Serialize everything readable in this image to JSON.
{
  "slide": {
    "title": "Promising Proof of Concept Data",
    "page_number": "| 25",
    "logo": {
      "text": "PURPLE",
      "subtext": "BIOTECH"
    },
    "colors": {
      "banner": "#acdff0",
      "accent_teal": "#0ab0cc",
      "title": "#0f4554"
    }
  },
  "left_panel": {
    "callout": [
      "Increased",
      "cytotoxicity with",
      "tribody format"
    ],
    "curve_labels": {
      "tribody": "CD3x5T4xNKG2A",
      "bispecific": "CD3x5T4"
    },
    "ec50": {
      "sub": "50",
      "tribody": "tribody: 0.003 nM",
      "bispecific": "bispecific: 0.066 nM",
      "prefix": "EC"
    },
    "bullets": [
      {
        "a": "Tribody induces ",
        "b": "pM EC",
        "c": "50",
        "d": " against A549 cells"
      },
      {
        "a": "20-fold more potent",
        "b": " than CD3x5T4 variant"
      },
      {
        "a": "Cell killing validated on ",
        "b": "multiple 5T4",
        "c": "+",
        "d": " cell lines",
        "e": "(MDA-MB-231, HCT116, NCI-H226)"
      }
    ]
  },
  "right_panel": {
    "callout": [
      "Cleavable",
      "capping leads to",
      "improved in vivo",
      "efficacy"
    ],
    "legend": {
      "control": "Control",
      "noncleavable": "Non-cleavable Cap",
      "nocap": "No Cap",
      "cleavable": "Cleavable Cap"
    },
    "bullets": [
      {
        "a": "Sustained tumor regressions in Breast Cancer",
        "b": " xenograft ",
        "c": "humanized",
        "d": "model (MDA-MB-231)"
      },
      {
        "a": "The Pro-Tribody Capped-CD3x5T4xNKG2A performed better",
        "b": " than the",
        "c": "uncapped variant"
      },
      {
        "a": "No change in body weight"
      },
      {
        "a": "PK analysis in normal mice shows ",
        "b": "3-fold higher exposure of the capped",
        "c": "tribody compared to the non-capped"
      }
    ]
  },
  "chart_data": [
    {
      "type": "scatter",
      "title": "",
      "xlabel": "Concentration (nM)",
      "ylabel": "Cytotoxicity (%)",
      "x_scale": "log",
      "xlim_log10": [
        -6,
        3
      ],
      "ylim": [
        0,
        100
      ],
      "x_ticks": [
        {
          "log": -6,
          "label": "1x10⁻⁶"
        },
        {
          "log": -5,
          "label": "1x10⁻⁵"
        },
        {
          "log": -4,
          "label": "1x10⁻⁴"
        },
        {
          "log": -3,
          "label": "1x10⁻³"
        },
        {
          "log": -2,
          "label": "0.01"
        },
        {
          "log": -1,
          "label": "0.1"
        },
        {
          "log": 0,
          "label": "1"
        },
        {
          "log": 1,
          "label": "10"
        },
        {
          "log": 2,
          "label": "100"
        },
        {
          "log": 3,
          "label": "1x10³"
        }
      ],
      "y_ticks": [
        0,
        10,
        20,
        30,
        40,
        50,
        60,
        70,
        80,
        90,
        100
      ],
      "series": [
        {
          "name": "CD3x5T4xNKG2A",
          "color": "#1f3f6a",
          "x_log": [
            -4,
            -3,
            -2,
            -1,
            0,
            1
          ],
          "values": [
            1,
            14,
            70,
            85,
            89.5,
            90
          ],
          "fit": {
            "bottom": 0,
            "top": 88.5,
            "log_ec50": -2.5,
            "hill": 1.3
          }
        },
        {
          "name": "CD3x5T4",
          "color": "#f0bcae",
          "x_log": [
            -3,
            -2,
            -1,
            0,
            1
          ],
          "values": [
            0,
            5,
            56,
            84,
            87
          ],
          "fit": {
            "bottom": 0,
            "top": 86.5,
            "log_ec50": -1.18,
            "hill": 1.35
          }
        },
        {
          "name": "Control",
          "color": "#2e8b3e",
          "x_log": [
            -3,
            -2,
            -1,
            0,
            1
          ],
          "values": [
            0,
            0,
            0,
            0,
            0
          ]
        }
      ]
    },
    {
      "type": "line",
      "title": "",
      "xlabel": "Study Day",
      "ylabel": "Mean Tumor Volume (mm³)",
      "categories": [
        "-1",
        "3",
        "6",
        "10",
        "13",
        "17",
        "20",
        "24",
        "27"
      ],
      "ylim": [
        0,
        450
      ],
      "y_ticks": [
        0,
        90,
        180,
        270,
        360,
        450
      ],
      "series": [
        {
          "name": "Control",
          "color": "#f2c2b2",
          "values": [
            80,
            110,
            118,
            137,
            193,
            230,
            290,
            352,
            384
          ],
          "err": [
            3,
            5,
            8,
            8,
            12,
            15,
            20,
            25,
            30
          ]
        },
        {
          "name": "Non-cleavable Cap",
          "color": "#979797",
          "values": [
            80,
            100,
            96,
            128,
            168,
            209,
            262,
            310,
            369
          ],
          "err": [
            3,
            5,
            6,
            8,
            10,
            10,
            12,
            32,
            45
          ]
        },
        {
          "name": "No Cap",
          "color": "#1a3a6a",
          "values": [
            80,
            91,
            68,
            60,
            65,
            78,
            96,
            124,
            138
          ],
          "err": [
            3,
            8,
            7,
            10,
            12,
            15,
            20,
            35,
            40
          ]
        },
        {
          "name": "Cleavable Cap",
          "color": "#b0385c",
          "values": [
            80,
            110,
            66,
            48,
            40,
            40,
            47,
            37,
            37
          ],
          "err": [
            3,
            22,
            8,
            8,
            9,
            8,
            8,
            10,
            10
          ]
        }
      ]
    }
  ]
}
::::::::
Repeat the data in its entirety, exactly as written.

Task output:
Serialize everything readable in this image to JSON.
{
  "slide": {
    "title": "Promising Proof of Concept Data",
    "page_number": "| 25",
    "logo": {
      "text": "PURPLE",
      "subtext": "BIOTECH"
    },
    "colors": {
      "banner": "#acdff0",
      "accent_teal": "#0ab0cc",
      "title": "#0f4554"
    }
  },
  "left_panel": {
    "callout": [
      "Increased",
      "cytotoxicity with",
      "tribody format"
    ],
    "curve_labels": {
      "tribody": "CD3x5T4xNKG2A",
      "bispecific": "CD3x5T4"
    },
    "ec50": {
      "sub": "50",
      "tribody": "tribody: 0.003 nM",
      "bispecific": "bispecific: 0.066 nM",
      "prefix": "EC"
    },
    "bullets": [
      {
        "a": "Tribody induces ",
        "b": "pM EC",
        "c": "50",
        "d": " against A549 cells"
      },
      {
        "a": "20-fold more potent",
        "b": " than CD3x5T4 variant"
      },
      {
        "a": "Cell killing validated on ",
        "b": "multiple 5T4",
        "c": "+",
        "d": " cell lines",
        "e": "(MDA-MB-231, HCT116, NCI-H226)"
      }
    ]
  },
  "right_panel": {
    "callout": [
      "Cleavable",
      "capping leads to",
      "improved in vivo",
      "efficacy"
    ],
    "legend": {
      "control": "Control",
      "noncleavable": "Non-cleavable Cap",
      "nocap": "No Cap",
      "cleavable": "Cleavable Cap"
    },
    "bullets": [
      {
        "a": "Sustained tumor regressions in Breast Cancer",
        "b": " xenograft ",
        "c": "humanized",
        "d": "model (MDA-MB-231)"
      },
      {
        "a": "The Pro-Tribody Capped-CD3x5T4xNKG2A performed better",
        "b": " than the",
        "c": "uncapped variant"
      },
      {
        "a": "No change in body weight"
      },
      {
        "a": "PK analysis in normal mice shows ",
        "b": "3-fold higher exposure of the capped",
        "c": "tribody compared to the non-capped"
      }
    ]
  },
  "chart_data": [
    {
      "type": "scatter",
      "title": "",
      "xlabel": "Concentration (nM)",
      "ylabel": "Cytotoxicity (%)",
      "x_scale": "log",
      "xlim_log10": [
        -6,
        3
      ],
      "ylim": [
        0,
        100
      ],
      "x_ticks": [
        {
          "log": -6,
          "label": "1x10⁻⁶"
        },
        {
          "log": -5,
          "label": "1x10⁻⁵"
        },
        {
          "log": -4,
          "label": "1x10⁻⁴"
        },
        {
          "log": -3,
          "label": "1x10⁻³"
        },
        {
          "log": -2,
          "label": "0.01"
        },
        {
          "log": -1,
          "label": "0.1"
        },
        {
          "log": 0,
          "label": "1"
        },
        {
          "log": 1,
          "label": "10"
        },
        {
          "log": 2,
          "label": "100"
        },
        {
          "log": 3,
          "label": "1x10³"
        }
      ],
      "y_ticks": [
        0,
        10,
        20,
        30,
        40,
        50,
        60,
        70,
        80,
        90,
        100
      ],
      "series": [
        {
          "name": "CD3x5T4xNKG2A",
          "color": "#1f3f6a",
          "x_log": [
            -4,
            -3,
            -2,
            -1,
            0,
            1
          ],
          "values": [
            1,
            14,
            70,
            85,
            89.5,
            90
          ],
          "fit": {
            "bottom": 0,
            "top": 88.5,
            "log_ec50": -2.5,
            "hill": 1.3
          }
        },
        {
          "name": "CD3x5T4",
          "color": "#f0bcae",
          "x_log": [
            -3,
            -2,
            -1,
            0,
            1
          ],
          "values": [
            0,
            5,
            56,
            84,
            87
          ],
          "fit": {
            "bottom": 0,
            "top": 86.5,
            "log_ec50": -1.18,
            "hill": 1.35
          }
        },
        {
          "name": "Control",
          "color": "#2e8b3e",
          "x_log": [
            -3,
            -2,
            -1,
            0,
            1
          ],
          "values": [
            0,
            0,
            0,
            0,
            0
          ]
        }
      ]
    },
    {
      "type": "line",
      "title": "",
      "xlabel": "Study Day",
      "ylabel": "Mean Tumor Volume (mm³)",
      "categories": [
        "-1",
        "3",
        "6",
        "10",
        "13",
        "17",
        "20",
        "24",
        "27"
      ],
      "ylim": [
        0,
        450
      ],
      "y_ticks": [
        0,
        90,
        180,
        270,
        360,
        450
      ],
      "series": [
        {
          "name": "Control",
          "color": "#f2c2b2",
          "values": [
            80,
            110,
            118,
            137,
            193,
            230,
            290,
            352,
            384
          ],
          "err": [
            3,
            5,
            8,
            8,
            12,
            15,
            20,
            25,
            30
          ]
        },
        {
          "name": "Non-cleavable Cap",
          "color": "#979797",
          "values": [
            80,
            100,
            96,
            128,
            168,
            209,
            262,
            310,
            369
          ],
          "err": [
            3,
            5,
            6,
            8,
            10,
            10,
            12,
            32,
            45
          ]
        },
        {
          "name": "No Cap",
          "color": "#1a3a6a",
          "values": [
            80,
            91,
            68,
            60,
            65,
            78,
            96,
            124,
            138
          ],
          "err": [
            3,
            8,
            7,
            10,
            12,
            15,
            20,
            35,
            40
          ]
        },
        {
          "name": "Cleavable Cap",
          "color": "#b0385c",
          "values": [
            80,
            110,
            66,
            48,
            40,
            40,
            47,
            37,
            37
          ],
          "err": [
            3,
            22,
            8,
            8,
            9,
            8,
            8,
            10,
            10
          ]
        }
      ]
    }
  ]
}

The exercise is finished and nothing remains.